■ **Short problem**
Reproduce the listing below character for character; drop every image.

Stored records:
* Begin *

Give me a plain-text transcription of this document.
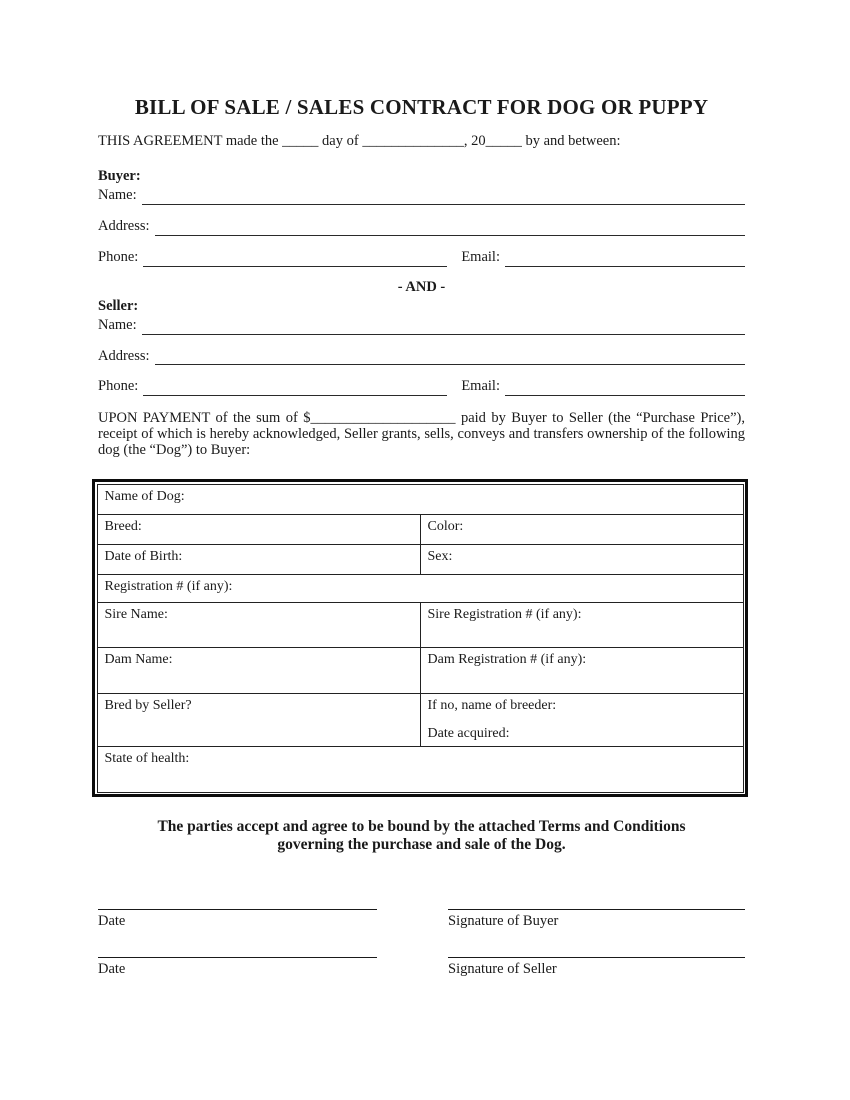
BILL OF SALE / SALES CONTRACT FOR DOG OR PUPPY

THIS AGREEMENT made the _____ day of ______________, 20_____ by and between:

Buyer:
Name:
Address:
Phone:	Email:
- AND -
Seller:
Name:
Address:
Phone:	Email:

UPON PAYMENT of the sum of $____________________ paid by Buyer to Seller (the “Purchase Price”), receipt of which is hereby acknowledged, Seller grants, sells, conveys and transfers ownership of the following dog (the “Dog”) to Buyer:

Name of Dog:	
Breed:	Color:
Date of Birth:	Sex:
Registration # (if any):	
Sire Name:	Sire Registration # (if any):
Dam Name:	Dam Registration # (if any):
Bred by Seller?	If no, name of breeder:
Date acquired:

State of health:	
The parties accept and agree to be bound by the attached Terms and Conditions
governing the purchase and sale of the Dog.
Date	Signature of Buyer
Date	Signature of Seller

* End *

■ **The answer**
Give me a plain-text transcription of this document.
BILL OF SALE / SALES CONTRACT FOR DOG OR PUPPY

THIS AGREEMENT made the _____ day of ______________, 20_____ by and between:

Buyer:
Name:
Address:
Phone:	Email:
- AND -
Seller:
Name:
Address:
Phone:	Email:

UPON PAYMENT of the sum of $____________________ paid by Buyer to Seller (the “Purchase Price”), receipt of which is hereby acknowledged, Seller grants, sells, conveys and transfers ownership of the following dog (the “Dog”) to Buyer:

Name of Dog:	
Breed:	Color:
Date of Birth:	Sex:
Registration # (if any):	
Sire Name:	Sire Registration # (if any):
Dam Name:	Dam Registration # (if any):
Bred by Seller?	If no, name of breeder:
Date acquired:

State of health:	
The parties accept and agree to be bound by the attached Terms and Conditions
governing the purchase and sale of the Dog.
Date	Signature of Buyer
Date	Signature of Seller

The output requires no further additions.